(Stored data entries)
◇ ◇ ◇

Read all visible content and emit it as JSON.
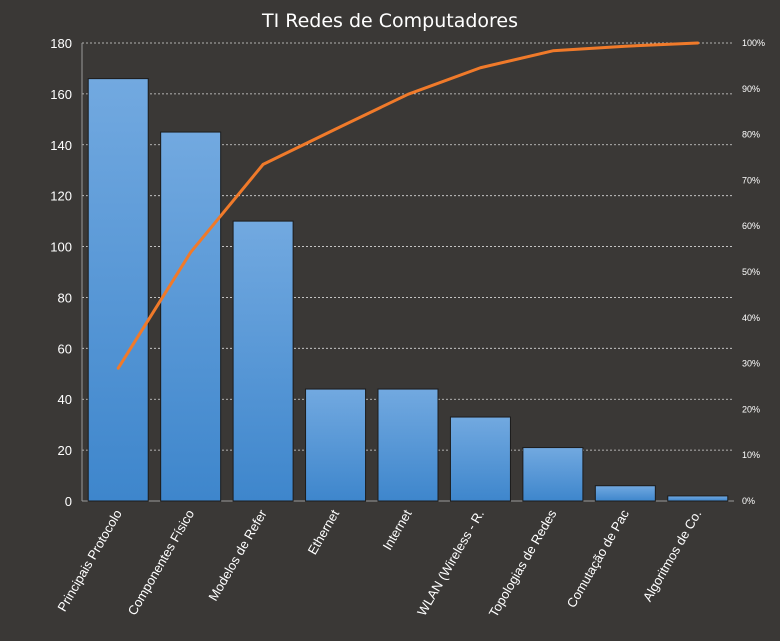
{
  "chart_data": {
    "type": "bar",
    "title": "TI Redes de Computadores",
    "xlabel": "",
    "ylabel": "",
    "categories": [
      "Principais Protocolo",
      "Componentes Físico",
      "Modelos de Refer",
      "Ethernet",
      "Internet",
      "WLAN (Wireless - R.",
      "Topologias de Redes",
      "Comutação de Pac",
      "Algoritmos de Co."
    ],
    "series": [
      {
        "type": "bar",
        "values": [
          166,
          145,
          110,
          44,
          44,
          33,
          21,
          6,
          2
        ]
      },
      {
        "type": "line",
        "axis": "secondary",
        "values": [
          29.0,
          54.3,
          73.5,
          81.2,
          88.8,
          94.6,
          98.3,
          99.3,
          100
        ]
      }
    ],
    "ylim": [
      0,
      180
    ],
    "yticks": [
      0,
      20,
      40,
      60,
      80,
      100,
      120,
      140,
      160,
      180
    ],
    "y2lim": [
      0,
      100
    ],
    "y2ticks": [
      "0%",
      "10%",
      "20%",
      "30%",
      "40%",
      "50%",
      "60%",
      "70%",
      "80%",
      "90%",
      "100%"
    ],
    "grid": true,
    "legend": "none",
    "colors": {
      "background": "#3a3836",
      "bar_top": "#72a9e0",
      "bar_bottom": "#3e86cc",
      "bar_edge": "#1c1c1c",
      "line": "#f07a2a",
      "text": "#ffffff",
      "grid": "#d8d8d8"
    }
  }
}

◇ ◇ ◇

▶ **Prompt**
Collect the complete line wherever the string "Redes" appears in the records.

▶ **Complete answer**
    "title": "TI Redes de Computadores",
      "Topologias de Redes",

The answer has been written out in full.